Task goal » Find every line with the word "multiples" and give their count, nothing else.
— begin Records for this task —
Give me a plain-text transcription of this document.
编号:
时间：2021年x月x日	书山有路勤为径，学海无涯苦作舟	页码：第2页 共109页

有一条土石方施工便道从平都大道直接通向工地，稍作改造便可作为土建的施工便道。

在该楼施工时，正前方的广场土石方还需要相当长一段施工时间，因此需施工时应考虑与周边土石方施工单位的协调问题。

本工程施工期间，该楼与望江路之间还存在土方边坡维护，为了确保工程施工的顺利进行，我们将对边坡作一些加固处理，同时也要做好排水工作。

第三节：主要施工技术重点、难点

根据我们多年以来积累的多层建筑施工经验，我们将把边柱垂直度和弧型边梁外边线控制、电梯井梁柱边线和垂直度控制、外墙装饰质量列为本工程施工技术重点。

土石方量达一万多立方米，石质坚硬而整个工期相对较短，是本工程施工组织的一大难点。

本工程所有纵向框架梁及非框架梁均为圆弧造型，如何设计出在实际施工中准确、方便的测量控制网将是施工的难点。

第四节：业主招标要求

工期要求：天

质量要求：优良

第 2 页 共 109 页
— end Records for this task —
— begin Records for this task —
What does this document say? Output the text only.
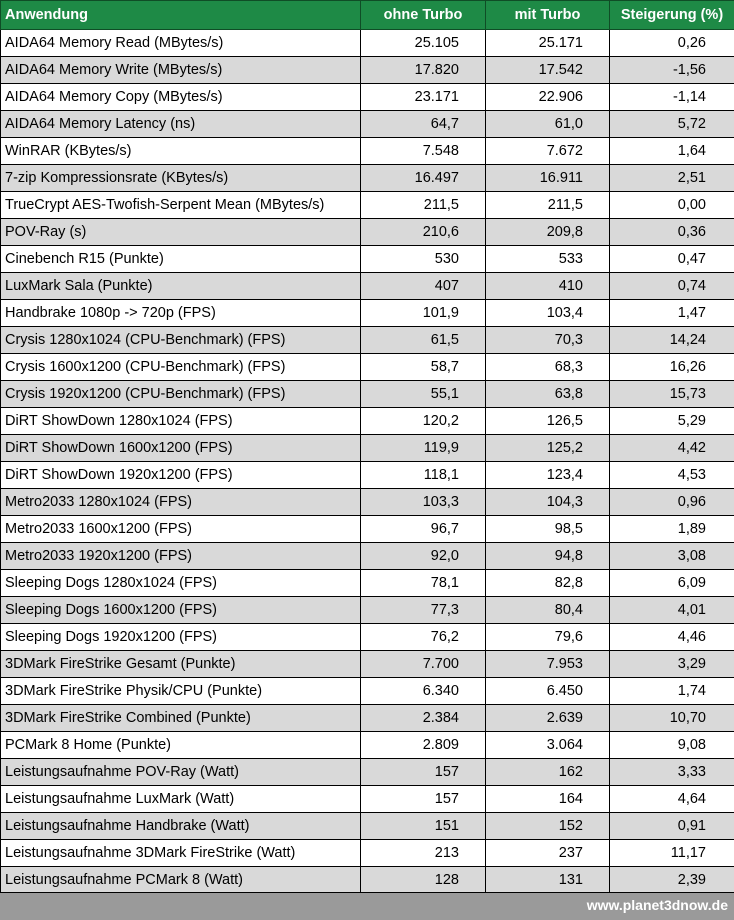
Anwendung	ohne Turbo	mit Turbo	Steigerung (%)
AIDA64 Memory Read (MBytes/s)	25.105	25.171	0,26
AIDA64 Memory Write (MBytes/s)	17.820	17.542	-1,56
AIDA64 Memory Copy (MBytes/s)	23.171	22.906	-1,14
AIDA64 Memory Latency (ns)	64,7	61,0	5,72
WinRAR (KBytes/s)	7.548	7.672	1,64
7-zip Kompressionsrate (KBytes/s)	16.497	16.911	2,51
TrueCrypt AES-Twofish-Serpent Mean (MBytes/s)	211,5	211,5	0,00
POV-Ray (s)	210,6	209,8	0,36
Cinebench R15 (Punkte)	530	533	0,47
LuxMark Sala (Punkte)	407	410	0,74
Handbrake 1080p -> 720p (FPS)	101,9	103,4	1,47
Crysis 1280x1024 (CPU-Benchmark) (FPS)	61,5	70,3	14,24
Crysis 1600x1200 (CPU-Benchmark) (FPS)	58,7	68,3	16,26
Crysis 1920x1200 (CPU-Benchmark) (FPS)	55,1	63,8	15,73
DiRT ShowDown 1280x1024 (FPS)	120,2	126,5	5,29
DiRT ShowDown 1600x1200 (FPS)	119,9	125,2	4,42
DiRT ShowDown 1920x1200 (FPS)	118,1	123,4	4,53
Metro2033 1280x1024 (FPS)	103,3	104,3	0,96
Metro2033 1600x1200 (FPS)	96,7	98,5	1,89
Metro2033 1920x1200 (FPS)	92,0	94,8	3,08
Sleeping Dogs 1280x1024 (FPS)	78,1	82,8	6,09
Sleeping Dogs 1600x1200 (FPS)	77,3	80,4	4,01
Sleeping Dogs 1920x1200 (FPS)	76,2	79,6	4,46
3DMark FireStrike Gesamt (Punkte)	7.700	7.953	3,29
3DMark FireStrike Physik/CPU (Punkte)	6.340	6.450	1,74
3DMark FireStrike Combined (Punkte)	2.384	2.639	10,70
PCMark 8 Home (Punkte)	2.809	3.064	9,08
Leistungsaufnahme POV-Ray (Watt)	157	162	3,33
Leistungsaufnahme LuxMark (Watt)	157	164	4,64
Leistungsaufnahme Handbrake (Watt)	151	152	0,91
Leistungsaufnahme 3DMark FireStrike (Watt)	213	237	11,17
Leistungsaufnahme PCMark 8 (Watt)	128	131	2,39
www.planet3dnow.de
— end Records for this task —
— begin Records for this task —
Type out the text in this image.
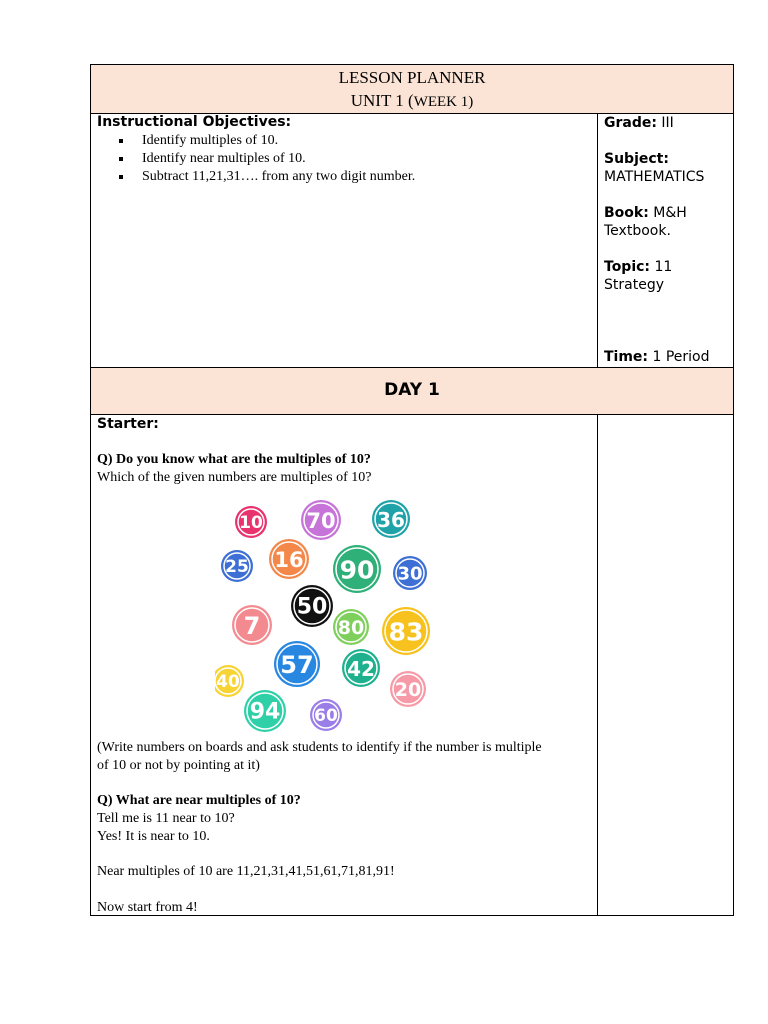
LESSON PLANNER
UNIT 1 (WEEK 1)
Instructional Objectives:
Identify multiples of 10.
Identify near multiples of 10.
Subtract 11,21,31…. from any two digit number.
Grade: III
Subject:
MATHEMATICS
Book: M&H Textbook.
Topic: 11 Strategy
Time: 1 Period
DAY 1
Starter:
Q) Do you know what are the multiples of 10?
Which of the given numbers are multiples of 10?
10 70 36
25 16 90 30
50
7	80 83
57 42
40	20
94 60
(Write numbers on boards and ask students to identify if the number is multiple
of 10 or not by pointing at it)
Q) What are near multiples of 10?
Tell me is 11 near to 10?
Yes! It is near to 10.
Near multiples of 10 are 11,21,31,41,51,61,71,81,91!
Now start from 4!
— end Records for this task —
Response for this exercise » 6